▶ **DIRECTIONS**: Could you copy exactly the lines from the one containing "Extract all readable text from this page." through the last line of the records below, leaving out any pictures?

▶ **DATASET RECORDS**:
BEGIN
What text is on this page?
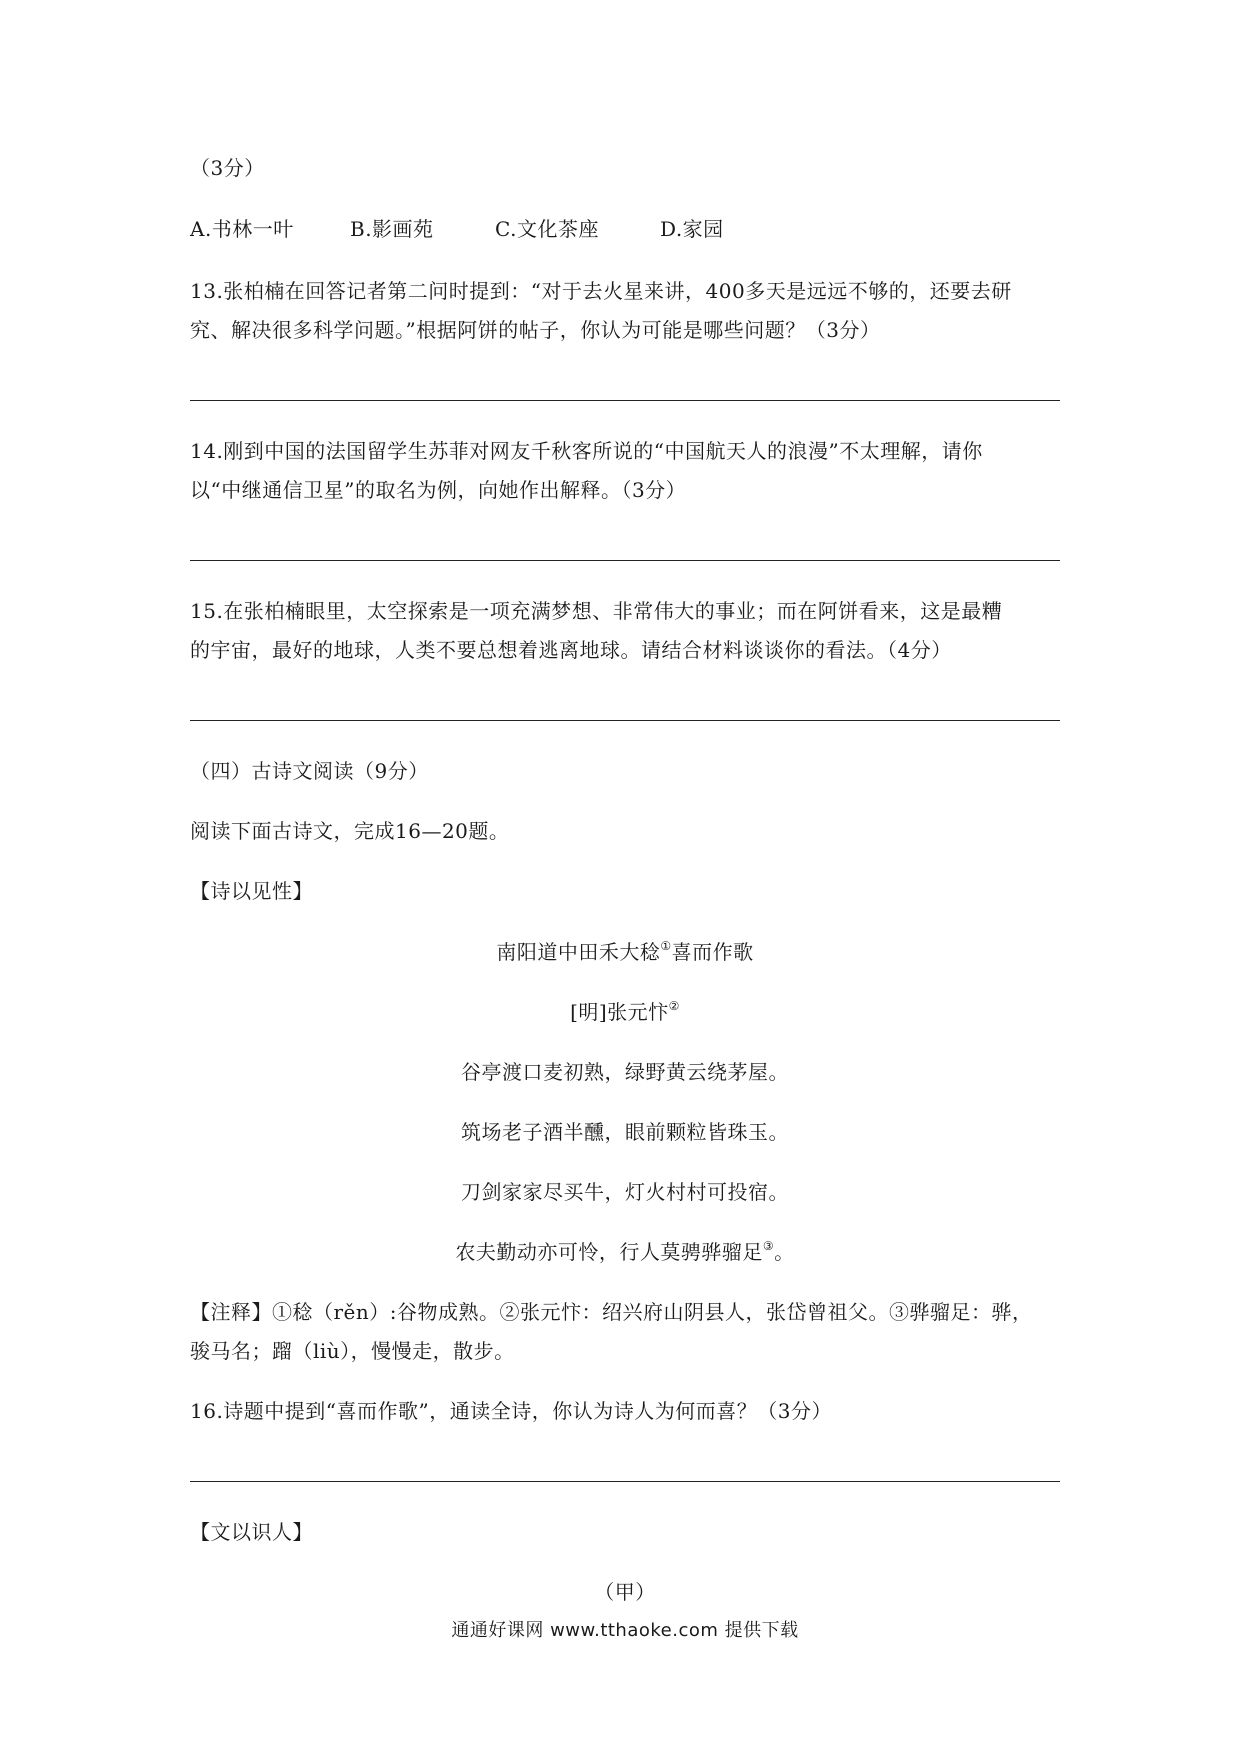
（3分）
A.书林一叶	B.影画苑	C.文化茶座	D.家园
13.张柏楠在回答记者第二问时提到：“对于去火星来讲，400多天是远远不够的，还要去研
究、解决很多科学问题。”根据阿饼的帖子，你认为可能是哪些问题？（3分）
14.刚到中国的法国留学生苏菲对网友千秋客所说的“中国航天人的浪漫”不太理解，请你
以“中继通信卫星”的取名为例，向她作出解释。（3分）
15.在张柏楠眼里，太空探索是一项充满梦想、非常伟大的事业；而在阿饼看来，这是最糟
的宇宙，最好的地球，人类不要总想着逃离地球。请结合材料谈谈你的看法。（4分）
（四）古诗文阅读（9分）
阅读下面古诗文，完成16—20题。
【诗以见性】
南阳道中田禾大稔①喜而作歌
[明]张元忭②
谷亭渡口麦初熟，绿野黄云绕茅屋。
筑场老子酒半醺，眼前颗粒皆珠玉。
刀剑家家尽买牛，灯火村村可投宿。
农夫勤动亦可怜，行人莫骋骅骝足③。
【注释】①稔（rěn）:谷物成熟。②张元忭：绍兴府山阴县人，张岱曾祖父。③骅骝足：骅，
骏马名；蹓（liù），慢慢走，散步。
16.诗题中提到“喜而作歌”，通读全诗，你认为诗人为何而喜？（3分）
【文以识人】
（甲）
通通好课网 www.tthaoke.com 提供下载
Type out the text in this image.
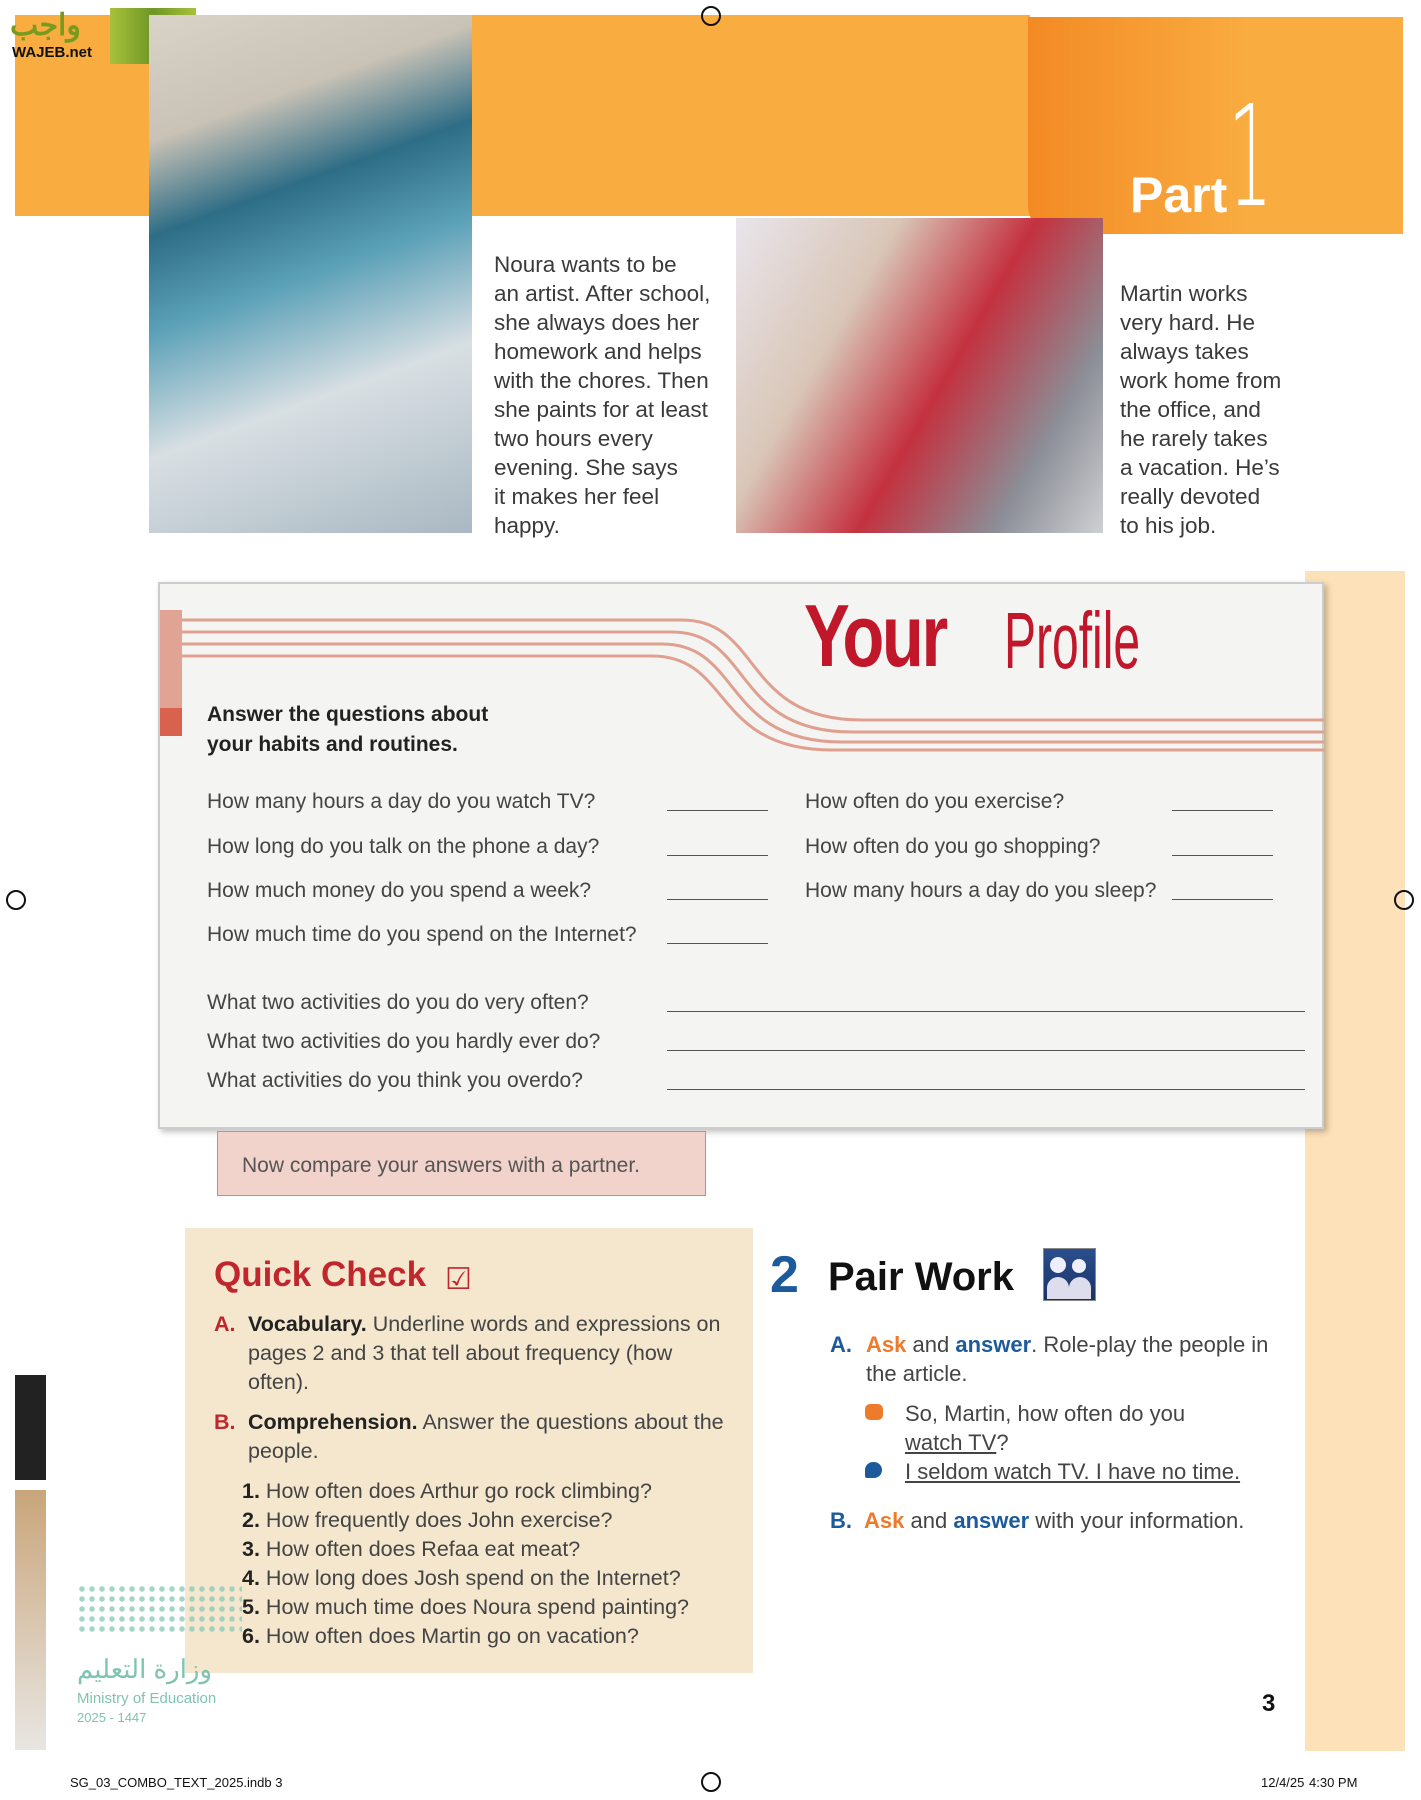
Part 1
واجب
WAJEB.net
Noura wants to be
an artist. After school,
she always does her
homework and helps
with the chores. Then
she paints for at least
two hours every
evening. She says
it makes her feel
happy.
Martin works
very hard. He
always takes
work home from
the office, and
he rarely takes
a vacation. He’s
really devoted
to his job.
Your Profile
Answer the questions about
your habits and routines.
How many hours a day do you watch TV?
How long do you talk on the phone a day?
How much money do you spend a week?
How much time do you spend on the Internet?
How often do you exercise?
How often do you go shopping?
How many hours a day do you sleep?
What two activities do you do very often?
What two activities do you hardly ever do?
What activities do you think you overdo?
Now compare your answers with a partner.
Quick Check ☑
A. Vocabulary. Underline words and expressions on pages 2 and 3 that tell about frequency (how often).
B. Comprehension. Answer the questions about the people.
1. How often does Arthur go rock climbing?
2. How frequently does John exercise?
3. How often does Refaa eat meat?
4. How long does Josh spend on the Internet?
5. How much time does Noura spend painting?
6. How often does Martin go on vacation?
2 Pair Work
A. Ask and answer. Role-play the people in the article.
So, Martin, how often do you
watch TV?
I seldom watch TV. I have no time.
B. Ask and answer with your information.
وزارة التعليم
Ministry of Education
2025 - 1447
3
SG_03_COMBO_TEXT_2025.indb 3	12/4/25 4:30 PM
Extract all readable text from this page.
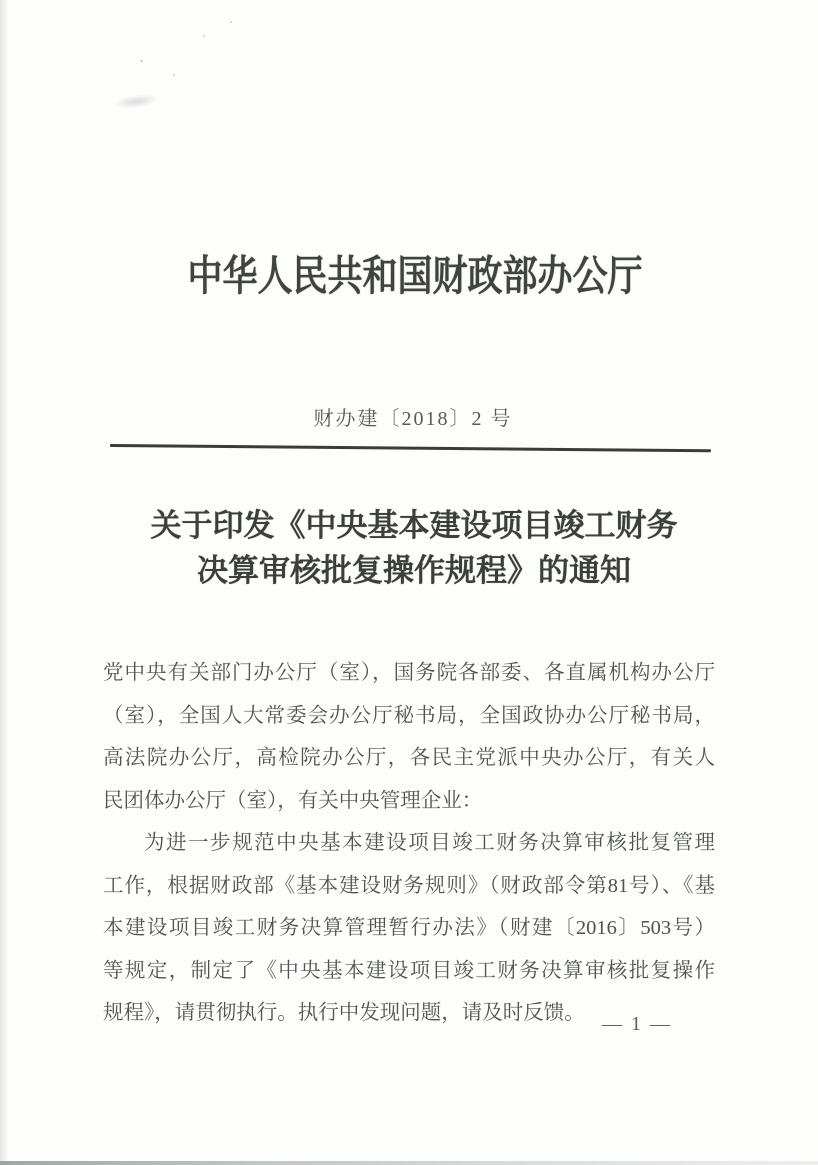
中华人民共和国财政部办公厅
财办建〔2018〕2 号
关于印发《中央基本建设项目竣工财务
决算审核批复操作规程》的通知

党中央有关部门办公厅（室），国务院各部委、各直属机构办公厅

（室），全国人大常委会办公厅秘书局，全国政协办公厅秘书局，

高法院办公厅，高检院办公厅，各民主党派中央办公厅，有关人

民团体办公厅（室），有关中央管理企业：

为进一步规范中央基本建设项目竣工财务决算审核批复管理

工作，根据财政部《基本建设财务规则》（财政部令第81号）、《基

本建设项目竣工财务决算管理暂行办法》（财建〔2016〕503号）

等规定，制定了《中央基本建设项目竣工财务决算审核批复操作

规程》，请贯彻执行。执行中发现问题，请及时反馈。 — 1 —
END
▶ **TASK RESPONSE**:
Extract all readable text from this page.
中华人民共和国财政部办公厅
财办建〔2018〕2 号
关于印发《中央基本建设项目竣工财务
决算审核批复操作规程》的通知

党中央有关部门办公厅（室），国务院各部委、各直属机构办公厅

（室），全国人大常委会办公厅秘书局，全国政协办公厅秘书局，

高法院办公厅，高检院办公厅，各民主党派中央办公厅，有关人

民团体办公厅（室），有关中央管理企业：

为进一步规范中央基本建设项目竣工财务决算审核批复管理

工作，根据财政部《基本建设财务规则》（财政部令第81号）、《基

本建设项目竣工财务决算管理暂行办法》（财建〔2016〕503号）

等规定，制定了《中央基本建设项目竣工财务决算审核批复操作

规程》，请贯彻执行。执行中发现问题，请及时反馈。 — 1 —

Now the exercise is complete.